◆ Supplied text ◆
========================

AI agents need more than a place to store rows. They need to provision databases on demand, search semantically, ingest files, call APIs, branch safely, and schedule follow-up work — ideally without leaving SQL.

DB9 is built for this. Every capability an agent needs ships inside the database server, accessible through the PostgreSQL wire protocol. There is no sidecar, no orchestrator, and no glue service to maintain.

  • Agent developers evaluating where to store agent state, context, and artifacts.
  • Platform engineers building multi-agent or multi-tenant systems that need disposable, programmable databases.
  • Teams comparing DB9 to Neon, Supabase, or managed Postgres for AI-heavy workloads.

If you already know DB9 is a fit, skip ahead to the Quick Start or the Agent Workflows guide.

Most databases were designed for long-lived applications with human operators. AI agents break that model:

Agents needTraditional databases offer
Create a database in millisecondsMinutes of provisioning and config
Embed and search text in one querySeparate embedding service + vector DB
Read CSV, JSON, or Parquet from SQLETL pipeline or external loader
Call an API from a queryApplication-layer HTTP code
Fork the database to try somethingFull backup and restore
Schedule a cleanup jobExternal cron or task queue

DB9 closes every gap in that table with compiled-in extensions, not external services.

An agent can create a database in under a second with a single CLI command or SDK call. No signup is required — anonymous databases work immediately for prototyping.

Terminal
db9 create --name agent-workspace
TypeScript
import { instantDatabase } from 'get-db9';
const db = await instantDatabase({
name: 'agent-workspace',
seed: 'CREATE TABLE context (id SERIAL, key TEXT, value JSONB)',
});
// db.connectionString is ready to use

The SDK’s instantDatabase() checks for an existing database by name and reuses it, or creates one if it doesn’t exist. This makes agent restarts idempotent.

DB9 includes a built-in embedding() function that calls an embedding provider (OpenAI or AWS Bedrock) and returns a vector — no separate embedding microservice needed. Enable it once per database with CREATE EXTENSION embedding, then combine it with pgvector-compatible operators and HNSW indexes to build semantic search in pure SQL:

SQL
-- Store a document with its embedding
INSERT INTO docs (content, vec)

========================

◆ Task set ◆
a - Reproduce the DB9 text from "AI agents need" to "Agent Workflows guide.".
b - Answer these questions using the DB9 text.
(i) Through which protocol are the database server's capabilities accessible?
(ii) Which embedding providers can the built-in embedding() function call?
(iii) What does instantDatabase() do when a database with the given name already exists?
The records that follow have no connection to the DB9 text.

[Document structure recognition records]
========================

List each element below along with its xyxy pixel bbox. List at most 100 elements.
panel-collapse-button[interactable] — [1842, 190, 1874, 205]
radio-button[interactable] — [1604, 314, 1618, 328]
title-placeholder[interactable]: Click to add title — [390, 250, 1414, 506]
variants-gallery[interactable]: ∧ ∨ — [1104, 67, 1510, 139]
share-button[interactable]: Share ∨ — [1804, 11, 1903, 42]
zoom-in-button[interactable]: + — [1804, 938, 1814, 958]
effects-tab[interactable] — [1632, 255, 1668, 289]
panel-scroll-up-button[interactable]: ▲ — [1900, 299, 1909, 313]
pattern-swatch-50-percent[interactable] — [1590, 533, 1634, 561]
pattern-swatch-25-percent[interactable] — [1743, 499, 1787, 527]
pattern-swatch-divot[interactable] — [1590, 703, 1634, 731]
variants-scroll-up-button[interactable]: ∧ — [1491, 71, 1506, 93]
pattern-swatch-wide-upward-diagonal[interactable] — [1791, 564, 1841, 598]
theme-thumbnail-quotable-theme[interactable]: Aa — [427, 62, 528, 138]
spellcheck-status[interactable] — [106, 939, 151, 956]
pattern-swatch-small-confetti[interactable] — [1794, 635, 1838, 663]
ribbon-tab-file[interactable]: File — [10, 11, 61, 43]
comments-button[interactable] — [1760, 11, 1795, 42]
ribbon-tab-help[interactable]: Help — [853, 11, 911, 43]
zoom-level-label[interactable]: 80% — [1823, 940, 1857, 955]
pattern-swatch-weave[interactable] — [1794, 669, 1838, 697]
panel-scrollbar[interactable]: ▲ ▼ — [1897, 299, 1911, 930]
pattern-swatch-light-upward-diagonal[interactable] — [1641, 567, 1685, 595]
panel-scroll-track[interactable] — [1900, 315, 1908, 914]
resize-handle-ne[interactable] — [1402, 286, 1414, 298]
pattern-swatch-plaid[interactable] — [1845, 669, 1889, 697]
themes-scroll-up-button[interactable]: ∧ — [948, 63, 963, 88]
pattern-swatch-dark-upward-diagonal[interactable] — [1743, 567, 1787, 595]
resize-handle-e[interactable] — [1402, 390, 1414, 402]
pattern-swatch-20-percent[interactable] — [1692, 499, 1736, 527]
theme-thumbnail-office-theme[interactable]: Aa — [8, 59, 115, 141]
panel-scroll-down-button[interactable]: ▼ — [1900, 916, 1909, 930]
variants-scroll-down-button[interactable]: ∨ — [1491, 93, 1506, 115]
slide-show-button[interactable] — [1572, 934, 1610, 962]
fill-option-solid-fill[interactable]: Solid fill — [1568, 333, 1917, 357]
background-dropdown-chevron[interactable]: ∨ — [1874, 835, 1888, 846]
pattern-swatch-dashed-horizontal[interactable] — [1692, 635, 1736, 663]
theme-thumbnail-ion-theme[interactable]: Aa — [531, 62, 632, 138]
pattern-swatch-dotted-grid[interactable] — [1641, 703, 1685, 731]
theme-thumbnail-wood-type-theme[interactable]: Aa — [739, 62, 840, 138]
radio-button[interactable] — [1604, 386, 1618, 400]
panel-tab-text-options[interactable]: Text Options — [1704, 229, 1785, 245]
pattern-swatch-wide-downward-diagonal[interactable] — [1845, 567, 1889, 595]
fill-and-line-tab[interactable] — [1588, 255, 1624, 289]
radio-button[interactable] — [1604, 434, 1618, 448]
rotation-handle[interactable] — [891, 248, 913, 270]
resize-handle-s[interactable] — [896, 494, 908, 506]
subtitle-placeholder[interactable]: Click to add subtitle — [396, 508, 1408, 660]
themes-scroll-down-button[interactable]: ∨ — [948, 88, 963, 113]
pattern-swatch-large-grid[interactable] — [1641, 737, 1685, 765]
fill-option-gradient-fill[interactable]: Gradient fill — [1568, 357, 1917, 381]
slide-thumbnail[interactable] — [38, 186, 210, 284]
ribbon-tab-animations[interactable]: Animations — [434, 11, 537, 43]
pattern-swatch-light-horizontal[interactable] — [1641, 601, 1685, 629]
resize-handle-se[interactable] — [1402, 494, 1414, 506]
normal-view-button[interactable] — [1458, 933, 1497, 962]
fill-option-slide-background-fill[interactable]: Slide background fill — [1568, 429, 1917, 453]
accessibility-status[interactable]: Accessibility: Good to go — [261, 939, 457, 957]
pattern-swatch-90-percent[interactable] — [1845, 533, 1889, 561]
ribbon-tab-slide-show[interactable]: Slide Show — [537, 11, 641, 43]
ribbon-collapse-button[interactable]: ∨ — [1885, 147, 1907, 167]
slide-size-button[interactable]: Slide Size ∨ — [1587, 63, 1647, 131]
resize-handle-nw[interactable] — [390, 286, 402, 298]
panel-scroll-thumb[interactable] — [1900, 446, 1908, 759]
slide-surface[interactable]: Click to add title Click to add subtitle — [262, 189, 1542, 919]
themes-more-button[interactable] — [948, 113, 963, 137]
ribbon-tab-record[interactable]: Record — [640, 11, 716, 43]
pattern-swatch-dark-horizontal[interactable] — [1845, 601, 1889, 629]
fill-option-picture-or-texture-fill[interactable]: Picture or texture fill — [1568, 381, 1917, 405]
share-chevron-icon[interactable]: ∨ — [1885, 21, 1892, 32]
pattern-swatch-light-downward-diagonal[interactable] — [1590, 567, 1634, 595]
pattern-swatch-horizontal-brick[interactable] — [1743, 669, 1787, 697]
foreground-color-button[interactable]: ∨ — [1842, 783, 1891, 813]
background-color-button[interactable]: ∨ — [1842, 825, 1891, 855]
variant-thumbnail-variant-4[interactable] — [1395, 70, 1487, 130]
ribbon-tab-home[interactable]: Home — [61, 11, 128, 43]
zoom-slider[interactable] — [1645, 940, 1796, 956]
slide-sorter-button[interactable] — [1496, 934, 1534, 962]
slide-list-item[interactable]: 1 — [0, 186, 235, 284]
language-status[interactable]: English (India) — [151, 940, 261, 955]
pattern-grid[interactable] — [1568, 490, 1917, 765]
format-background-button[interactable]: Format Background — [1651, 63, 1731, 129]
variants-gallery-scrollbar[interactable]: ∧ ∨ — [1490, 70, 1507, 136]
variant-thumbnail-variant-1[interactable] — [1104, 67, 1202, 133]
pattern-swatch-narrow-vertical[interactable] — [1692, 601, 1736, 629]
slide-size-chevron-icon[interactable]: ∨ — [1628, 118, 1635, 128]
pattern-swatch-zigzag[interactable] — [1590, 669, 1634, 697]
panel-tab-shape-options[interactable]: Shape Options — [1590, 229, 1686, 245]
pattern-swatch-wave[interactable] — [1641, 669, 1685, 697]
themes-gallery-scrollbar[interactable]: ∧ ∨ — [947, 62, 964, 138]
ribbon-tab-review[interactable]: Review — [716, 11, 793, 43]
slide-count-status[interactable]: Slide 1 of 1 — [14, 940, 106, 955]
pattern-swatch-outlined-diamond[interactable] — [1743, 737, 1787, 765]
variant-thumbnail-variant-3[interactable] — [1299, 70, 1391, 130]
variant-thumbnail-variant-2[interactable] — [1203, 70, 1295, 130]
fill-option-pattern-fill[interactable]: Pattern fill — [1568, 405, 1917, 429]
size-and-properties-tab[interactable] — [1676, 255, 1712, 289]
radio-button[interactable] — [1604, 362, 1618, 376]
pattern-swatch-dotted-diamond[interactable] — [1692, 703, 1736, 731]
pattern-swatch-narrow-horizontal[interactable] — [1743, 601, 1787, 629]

========================

◆ Answers provided ◆
a -
AI agents need more than a place to store rows. They need to provision databases on demand, search semantically, ingest files, call APIs, branch safely, and schedule follow-up work — ideally without leaving SQL.

DB9 is built for this. Every capability an agent needs ships inside the database server, accessible through the PostgreSQL wire protocol. There is no sidecar, no orchestrator, and no glue service to maintain.

  • Agent developers evaluating where to store agent state, context, and artifacts.
  • Platform engineers building multi-agent or multi-tenant systems that need disposable, programmable databases.
  • Teams comparing DB9 to Neon, Supabase, or managed Postgres for AI-heavy workloads.

If you already know DB9 is a fit, skip ahead to the Quick Start or the Agent Workflows guide.

b -
(i) The PostgreSQL wire protocol.
(ii) OpenAI or AWS Bedrock.
(iii) It reuses the existing database.